### EXTRACTED INFORMATION ###
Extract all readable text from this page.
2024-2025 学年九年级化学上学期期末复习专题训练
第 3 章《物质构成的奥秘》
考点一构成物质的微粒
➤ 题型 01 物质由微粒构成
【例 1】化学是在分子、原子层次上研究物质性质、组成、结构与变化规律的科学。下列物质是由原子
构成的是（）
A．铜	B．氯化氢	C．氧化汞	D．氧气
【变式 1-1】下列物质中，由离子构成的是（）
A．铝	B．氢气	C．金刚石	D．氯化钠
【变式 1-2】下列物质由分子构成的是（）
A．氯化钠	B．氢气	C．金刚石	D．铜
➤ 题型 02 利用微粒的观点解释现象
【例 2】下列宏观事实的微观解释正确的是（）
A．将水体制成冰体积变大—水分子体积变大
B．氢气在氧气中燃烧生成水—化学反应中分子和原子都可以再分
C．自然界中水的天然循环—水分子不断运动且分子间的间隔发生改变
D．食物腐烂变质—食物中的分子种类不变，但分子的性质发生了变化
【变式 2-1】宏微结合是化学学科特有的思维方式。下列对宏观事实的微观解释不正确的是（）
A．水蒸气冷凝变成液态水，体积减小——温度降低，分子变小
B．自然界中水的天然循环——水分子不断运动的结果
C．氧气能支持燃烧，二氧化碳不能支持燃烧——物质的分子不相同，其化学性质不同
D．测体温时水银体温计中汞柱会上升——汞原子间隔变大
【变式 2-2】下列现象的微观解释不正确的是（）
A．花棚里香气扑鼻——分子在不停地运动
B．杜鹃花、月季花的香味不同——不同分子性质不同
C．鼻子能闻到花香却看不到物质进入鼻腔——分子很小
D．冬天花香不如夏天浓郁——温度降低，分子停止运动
###
* **WHAT THE TASK ASKS**
Without changing a word, restate the whole listing.

* **RESULT**
Extract all readable text from this page.
2024-2025 学年九年级化学上学期期末复习专题训练
第 3 章《物质构成的奥秘》
考点一构成物质的微粒
➤ 题型 01 物质由微粒构成
【例 1】化学是在分子、原子层次上研究物质性质、组成、结构与变化规律的科学。下列物质是由原子
构成的是（）
A．铜	B．氯化氢	C．氧化汞	D．氧气
【变式 1-1】下列物质中，由离子构成的是（）
A．铝	B．氢气	C．金刚石	D．氯化钠
【变式 1-2】下列物质由分子构成的是（）
A．氯化钠	B．氢气	C．金刚石	D．铜
➤ 题型 02 利用微粒的观点解释现象
【例 2】下列宏观事实的微观解释正确的是（）
A．将水体制成冰体积变大—水分子体积变大
B．氢气在氧气中燃烧生成水—化学反应中分子和原子都可以再分
C．自然界中水的天然循环—水分子不断运动且分子间的间隔发生改变
D．食物腐烂变质—食物中的分子种类不变，但分子的性质发生了变化
【变式 2-1】宏微结合是化学学科特有的思维方式。下列对宏观事实的微观解释不正确的是（）
A．水蒸气冷凝变成液态水，体积减小——温度降低，分子变小
B．自然界中水的天然循环——水分子不断运动的结果
C．氧气能支持燃烧，二氧化碳不能支持燃烧——物质的分子不相同，其化学性质不同
D．测体温时水银体温计中汞柱会上升——汞原子间隔变大
【变式 2-2】下列现象的微观解释不正确的是（）
A．花棚里香气扑鼻——分子在不停地运动
B．杜鹃花、月季花的香味不同——不同分子性质不同
C．鼻子能闻到花香却看不到物质进入鼻腔——分子很小
D．冬天花香不如夏天浓郁——温度降低，分子停止运动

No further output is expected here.